** PROBLEM STATEMENT **
Write out the whole of the material exactly.

[DATA SUPPLIED start]

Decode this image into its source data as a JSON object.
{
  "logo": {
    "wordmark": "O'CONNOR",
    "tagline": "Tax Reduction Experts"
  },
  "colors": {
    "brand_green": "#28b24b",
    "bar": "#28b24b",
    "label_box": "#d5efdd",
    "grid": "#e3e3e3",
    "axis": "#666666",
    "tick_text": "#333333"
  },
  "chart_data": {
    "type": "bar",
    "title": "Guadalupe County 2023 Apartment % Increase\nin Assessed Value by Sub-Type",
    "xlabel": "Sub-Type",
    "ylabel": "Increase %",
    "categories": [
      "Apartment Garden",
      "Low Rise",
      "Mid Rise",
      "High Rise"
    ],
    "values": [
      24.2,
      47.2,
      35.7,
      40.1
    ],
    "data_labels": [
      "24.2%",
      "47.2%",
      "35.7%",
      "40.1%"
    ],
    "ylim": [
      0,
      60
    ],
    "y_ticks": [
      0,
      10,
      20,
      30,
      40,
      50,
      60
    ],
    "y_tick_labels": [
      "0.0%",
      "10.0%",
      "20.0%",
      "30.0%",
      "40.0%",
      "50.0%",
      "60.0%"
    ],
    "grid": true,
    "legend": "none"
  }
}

[DATA SUPPLIED end]

** EXERCISE RESPONSE **
Decode this image into its source data as a JSON object.
{
  "logo": {
    "wordmark": "O'CONNOR",
    "tagline": "Tax Reduction Experts"
  },
  "colors": {
    "brand_green": "#28b24b",
    "bar": "#28b24b",
    "label_box": "#d5efdd",
    "grid": "#e3e3e3",
    "axis": "#666666",
    "tick_text": "#333333"
  },
  "chart_data": {
    "type": "bar",
    "title": "Guadalupe County 2023 Apartment % Increase\nin Assessed Value by Sub-Type",
    "xlabel": "Sub-Type",
    "ylabel": "Increase %",
    "categories": [
      "Apartment Garden",
      "Low Rise",
      "Mid Rise",
      "High Rise"
    ],
    "values": [
      24.2,
      47.2,
      35.7,
      40.1
    ],
    "data_labels": [
      "24.2%",
      "47.2%",
      "35.7%",
      "40.1%"
    ],
    "ylim": [
      0,
      60
    ],
    "y_ticks": [
      0,
      10,
      20,
      30,
      40,
      50,
      60
    ],
    "y_tick_labels": [
      "0.0%",
      "10.0%",
      "20.0%",
      "30.0%",
      "40.0%",
      "50.0%",
      "60.0%"
    ],
    "grid": true,
    "legend": "none"
  }
}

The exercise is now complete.